**Directions for this task**
Transcribe only what runs from the line containing "Output the text content of this document." through the final line below, exactly, and leave every picture out.

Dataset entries
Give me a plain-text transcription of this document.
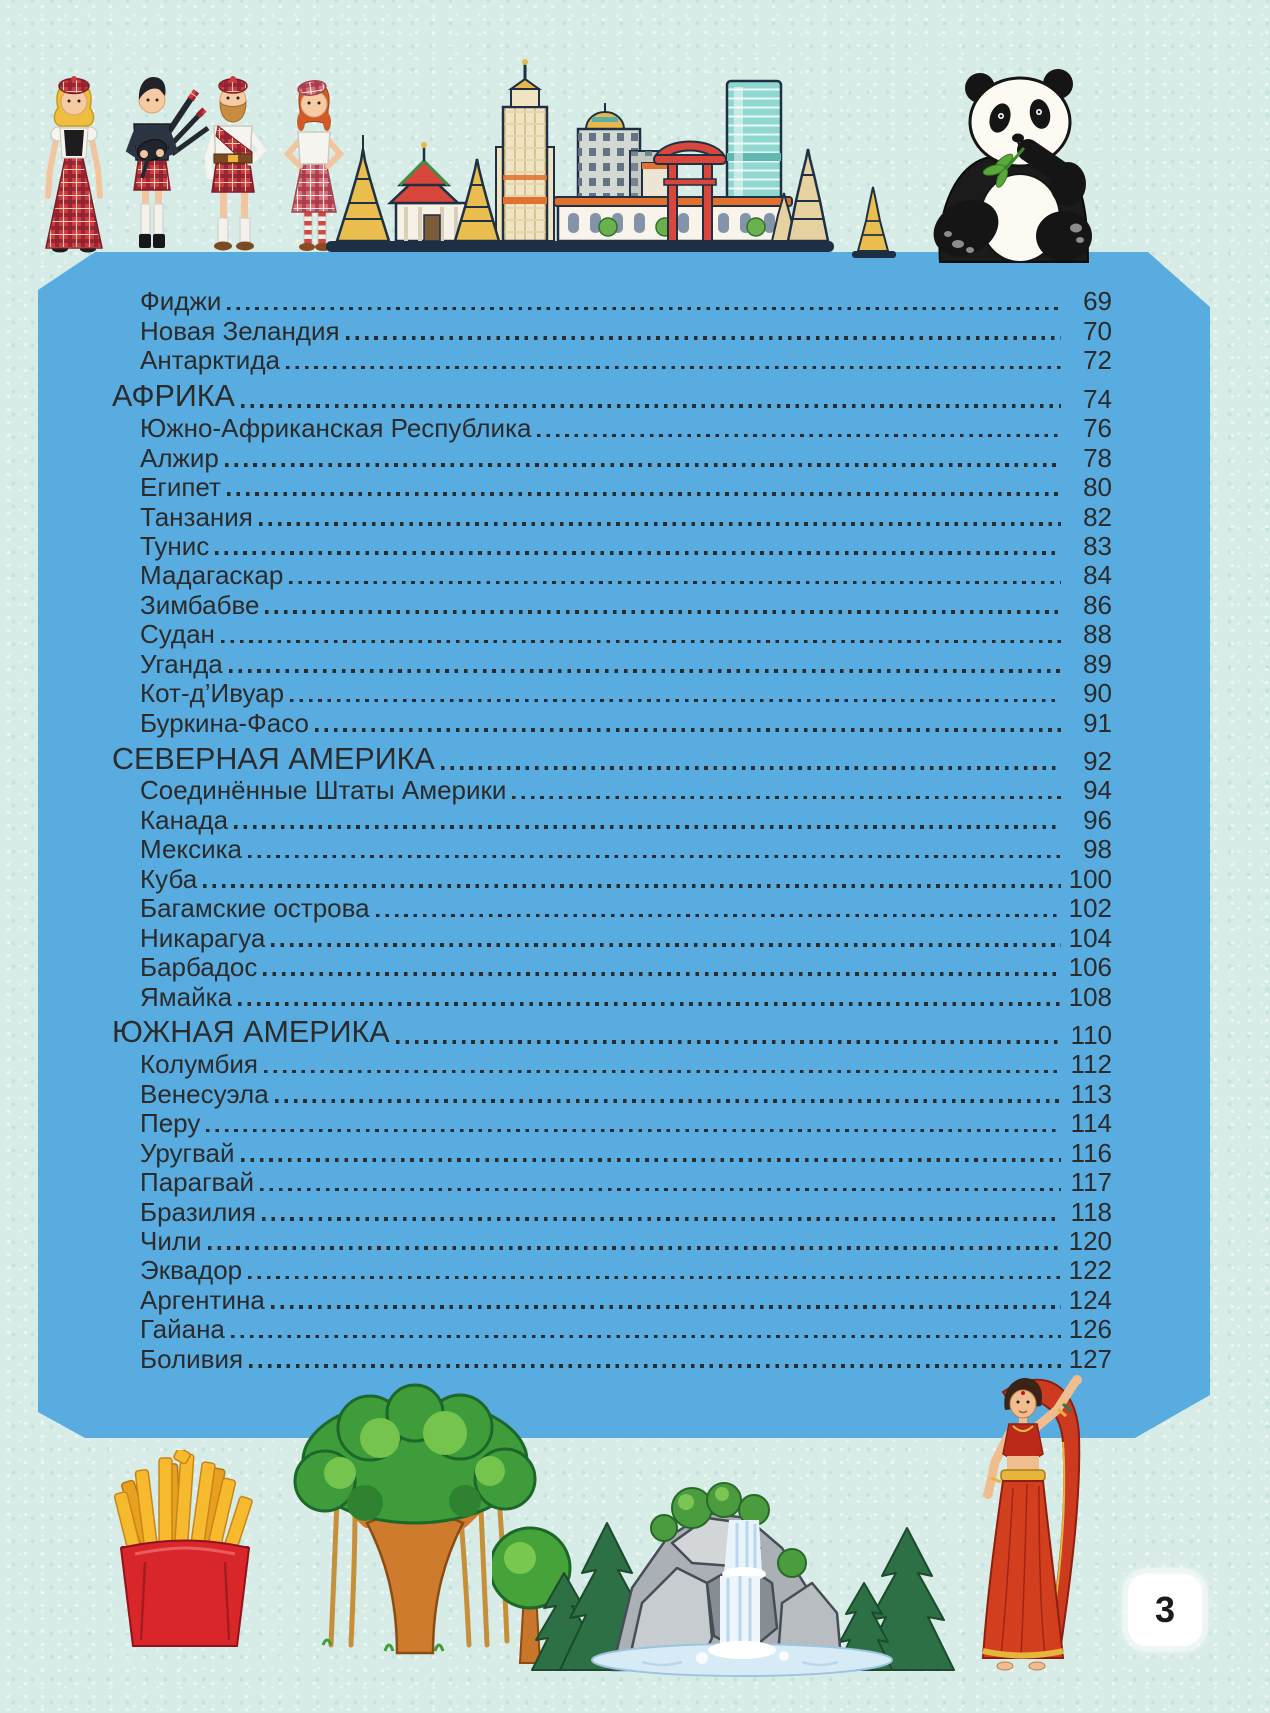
Фиджи	69
Новая Зеландия	70
Антарктида	72
АФРИКА	74
Южно-Африканская Республика	76
Алжир	78
Египет	80
Танзания	82
Тунис	83
Мадагаскар	84
Зимбабве	86
Судан	88
Уганда	89
Кот-д’Ивуар	90
Буркина-Фасо	91
СЕВЕРНАЯ АМЕРИКА	92
Соединённые Штаты Америки	94
Канада	96
Мексика	98
Куба	100
Багамские острова	102
Никарагуа	104
Барбадос	106
Ямайка	108
ЮЖНАЯ АМЕРИКА	110
Колумбия	112
Венесуэла	113
Перу	114
Уругвай	116
Парагвай	117
Бразилия	118
Чили	120
Эквадор	122
Аргентина	124
Гайана	126
Боливия	127
3
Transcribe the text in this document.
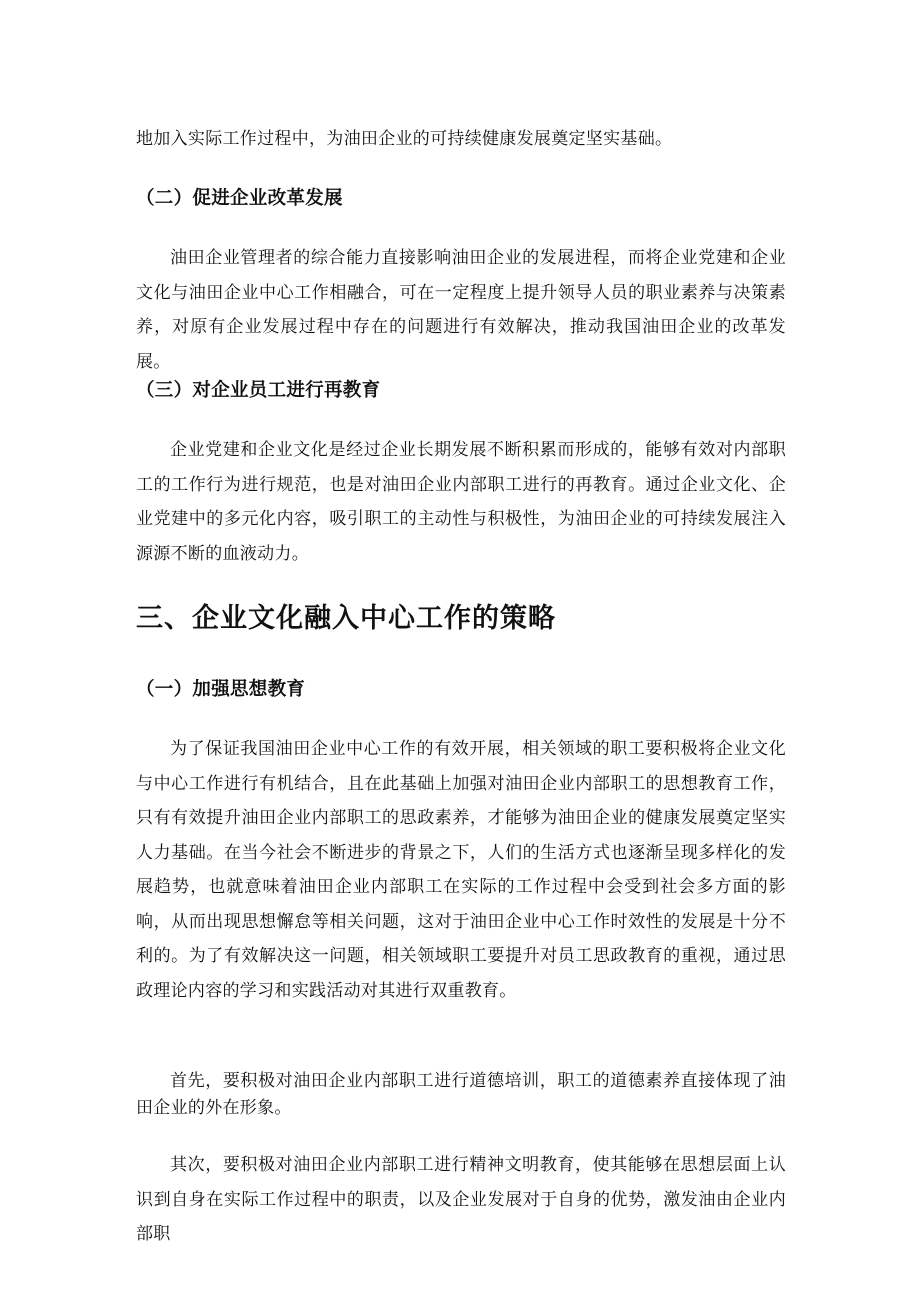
地加入实际工作过程中，为油田企业的可持续健康发展奠定坚实基础。

（二）促进企业改革发展

油田企业管理者的综合能力直接影响油田企业的发展进程，而将企业党建和企业文化与油田企业中心工作相融合，可在一定程度上提升领导人员的职业素养与决策素养，对原有企业发展过程中存在的问题进行有效解决，推动我国油田企业的改革发展。

（三）对企业员工进行再教育

企业党建和企业文化是经过企业长期发展不断积累而形成的，能够有效对内部职工的工作行为进行规范，也是对油田企业内部职工进行的再教育。通过企业文化、企业党建中的多元化内容，吸引职工的主动性与积极性，为油田企业的可持续发展注入源源不断的血液动力。

三、企业文化融入中心工作的策略
（一）加强思想教育

为了保证我国油田企业中心工作的有效开展，相关领域的职工要积极将企业文化与中心工作进行有机结合，且在此基础上加强对油田企业内部职工的思想教育工作，只有有效提升油田企业内部职工的思政素养，才能够为油田企业的健康发展奠定坚实人力基础。在当今社会不断进步的背景之下，人们的生活方式也逐渐呈现多样化的发展趋势，也就意味着油田企业内部职工在实际的工作过程中会受到社会多方面的影响，从而出现思想懈怠等相关问题，这对于油田企业中心工作时效性的发展是十分不利的。为了有效解决这一问题，相关领域职工要提升对员工思政教育的重视，通过思政理论内容的学习和实践活动对其进行双重教育。

首先，要积极对油田企业内部职工进行道德培训，职工的道德素养直接体现了油田企业的外在形象。

其次，要积极对油田企业内部职工进行精神文明教育，使其能够在思想层面上认识到自身在实际工作过程中的职责，以及企业发展对于自身的优势，激发油由企业内部职
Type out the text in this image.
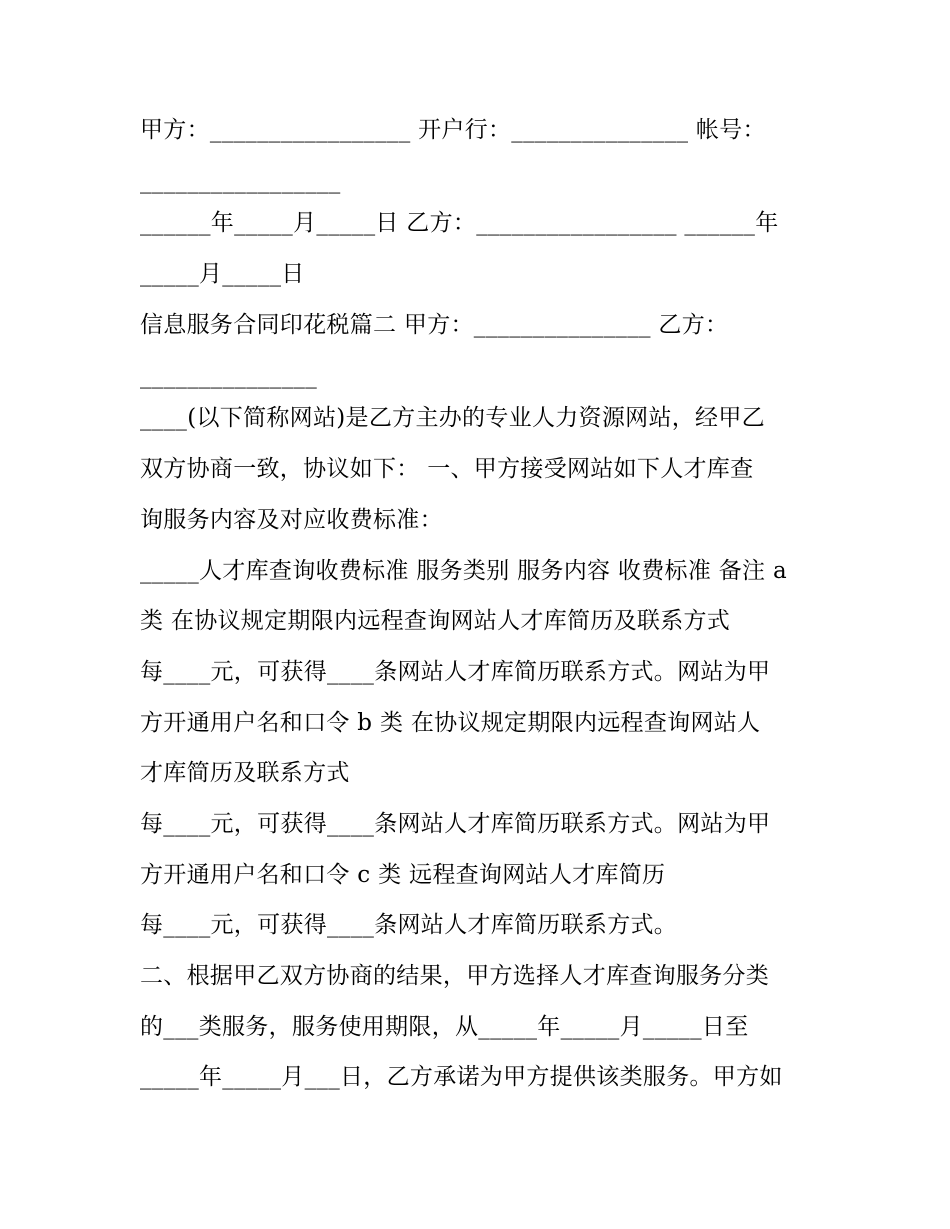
甲方：_________________ 开户行：_______________ 帐号：
_________________
______年_____月_____日 乙方：_________________ ______年
_____月_____日
信息服务合同印花税篇二 甲方：_______________ 乙方：
_______________
____(以下简称网站)是乙方主办的专业人力资源网站，经甲乙
双方协商一致，协议如下： 一、甲方接受网站如下人才库查
询服务内容及对应收费标准：
_____人才库查询收费标准 服务类别 服务内容 收费标准 备注 a
类 在协议规定期限内远程查询网站人才库简历及联系方式
每____元，可获得____条网站人才库简历联系方式。网站为甲
方开通用户名和口令 b 类 在协议规定期限内远程查询网站人
才库简历及联系方式
每____元，可获得____条网站人才库简历联系方式。网站为甲
方开通用户名和口令 c 类 远程查询网站人才库简历
每____元，可获得____条网站人才库简历联系方式。
二、根据甲乙双方协商的结果，甲方选择人才库查询服务分类
的___类服务，服务使用期限，从_____年_____月_____日至
_____年_____月___日，乙方承诺为甲方提供该类服务。甲方如
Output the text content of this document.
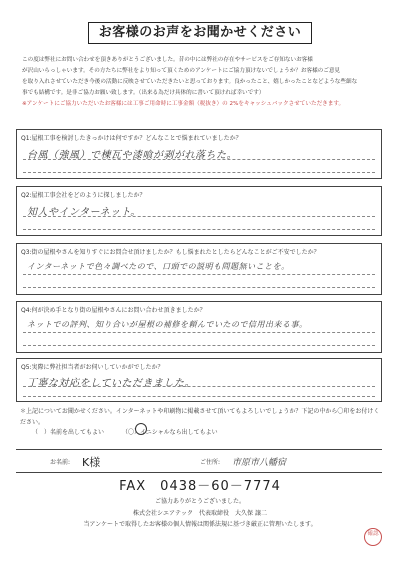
お客様のお声をお聞かせください

この度は弊社にお問い合わせを頂きありがとうございました。昔の中には弊社の存在やサービスをご存知ないお客様

が沢山いらっしゃいます。その方たちに弊社をより知って頂くためのアンケートにご協力頂けないでしょうか？お客様のご意見

を取り入れさせていただき今後の活動に反映させていただきたいと思っております。良かったこと、嬉しかったことなどような些細な

事でも結構です。是非ご協力お願い致します。（出来る為だけ具体的に書いて頂ければ幸いです）

※アンケートにご協力いただいたお客様には工事ご用命時に工事金額（税抜き）の 2%をキャッシュバックさせていただきます。

Q1:屋根工事を検討したきっかけは何ですか？どんなことで悩まれていましたか？
台風（強風）で棟瓦や漆喰が剥がれ落ちた。
Q2:屋根工事会社をどのように探しましたか？
知人やインターネット。
Q3:街の屋根やさんを知りすぐにお問合せ頂けましたか？もし悩まれたとしたらどんなことがご不安でしたか？
インターネットで色々調べたので、口頭での説明も問題無いことを。
Q4:何が決め手となり街の屋根やさんにお問い合わせ頂きましたか？
ネットでの評判、知り合いが屋根の補修を頼んでいたので信用出来る事。
Q5:実際に弊社担当者がお伺いしていかがでしたか？
丁寧な対応をしていただきました。
＊上記についてお聞かせください。インターネットや印刷物に掲載させて頂いてもよろしいでしょうか？下記の中から〇印をお付けください。
（　）名前を出してもよい	（〇）イニシャルなら出してもよい
お名前: K様	ご住所: 市原市八幡宿
FAX　0438－60－7774
ご協力ありがとうございました。
株式会社シエアテック　代表取締役　大久保 譲二
当アンケートで取得したお客様の個人情報は関係法規に基づき厳正に管理いたします。
確認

**Exercise result**
Output the text content of this document.
お客様のお声をお聞かせください

この度は弊社にお問い合わせを頂きありがとうございました。昔の中には弊社の存在やサービスをご存知ないお客様

が沢山いらっしゃいます。その方たちに弊社をより知って頂くためのアンケートにご協力頂けないでしょうか？お客様のご意見

を取り入れさせていただき今後の活動に反映させていただきたいと思っております。良かったこと、嬉しかったことなどような些細な

事でも結構です。是非ご協力お願い致します。（出来る為だけ具体的に書いて頂ければ幸いです）

※アンケートにご協力いただいたお客様には工事ご用命時に工事金額（税抜き）の 2%をキャッシュバックさせていただきます。

Q1:屋根工事を検討したきっかけは何ですか？どんなことで悩まれていましたか？
台風（強風）で棟瓦や漆喰が剥がれ落ちた。
Q2:屋根工事会社をどのように探しましたか？
知人やインターネット。
Q3:街の屋根やさんを知りすぐにお問合せ頂けましたか？もし悩まれたとしたらどんなことがご不安でしたか？
インターネットで色々調べたので、口頭での説明も問題無いことを。
Q4:何が決め手となり街の屋根やさんにお問い合わせ頂きましたか？
ネットでの評判、知り合いが屋根の補修を頼んでいたので信用出来る事。
Q5:実際に弊社担当者がお伺いしていかがでしたか？
丁寧な対応をしていただきました。
＊上記についてお聞かせください。インターネットや印刷物に掲載させて頂いてもよろしいでしょうか？下記の中から〇印をお付けください。
（　）名前を出してもよい	（〇）イニシャルなら出してもよい
お名前: K様	ご住所: 市原市八幡宿
FAX　0438－60－7774
ご協力ありがとうございました。
株式会社シエアテック　代表取締役　大久保 譲二
当アンケートで取得したお客様の個人情報は関係法規に基づき厳正に管理いたします。
確認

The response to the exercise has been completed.